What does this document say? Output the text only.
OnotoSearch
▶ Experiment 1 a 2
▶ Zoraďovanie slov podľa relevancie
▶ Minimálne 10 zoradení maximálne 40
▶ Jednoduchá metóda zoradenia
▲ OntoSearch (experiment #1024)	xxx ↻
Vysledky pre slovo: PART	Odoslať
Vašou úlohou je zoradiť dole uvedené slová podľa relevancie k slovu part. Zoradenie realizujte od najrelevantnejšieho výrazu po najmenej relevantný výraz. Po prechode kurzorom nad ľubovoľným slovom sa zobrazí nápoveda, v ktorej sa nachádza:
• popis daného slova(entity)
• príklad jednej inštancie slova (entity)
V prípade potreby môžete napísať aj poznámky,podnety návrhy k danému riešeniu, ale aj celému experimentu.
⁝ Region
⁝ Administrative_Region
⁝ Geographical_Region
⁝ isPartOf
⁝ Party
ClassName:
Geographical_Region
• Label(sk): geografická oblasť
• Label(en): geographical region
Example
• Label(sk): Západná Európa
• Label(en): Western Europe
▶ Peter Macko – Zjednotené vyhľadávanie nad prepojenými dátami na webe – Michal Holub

★ ★ ★

→ WHAT YOU ARE ASKED TO DO
Emit the records above again, exactly, with no line skipped.

→ SOLUTION FOR THIS PROBLEM
What does this document say? Output the text only.
OnotoSearch
▶ Experiment 1 a 2
▶ Zoraďovanie slov podľa relevancie
▶ Minimálne 10 zoradení maximálne 40
▶ Jednoduchá metóda zoradenia
▲ OntoSearch (experiment #1024)	xxx ↻
Vysledky pre slovo: PART	Odoslať
Vašou úlohou je zoradiť dole uvedené slová podľa relevancie k slovu part. Zoradenie realizujte od najrelevantnejšieho výrazu po najmenej relevantný výraz. Po prechode kurzorom nad ľubovoľným slovom sa zobrazí nápoveda, v ktorej sa nachádza:
• popis daného slova(entity)
• príklad jednej inštancie slova (entity)
V prípade potreby môžete napísať aj poznámky,podnety návrhy k danému riešeniu, ale aj celému experimentu.
⁝ Region
⁝ Administrative_Region
⁝ Geographical_Region
⁝ isPartOf
⁝ Party
ClassName:
Geographical_Region
• Label(sk): geografická oblasť
• Label(en): geographical region
Example
• Label(sk): Západná Európa
• Label(en): Western Europe
▶ Peter Macko – Zjednotené vyhľadávanie nad prepojenými dátami na webe – Michal Holub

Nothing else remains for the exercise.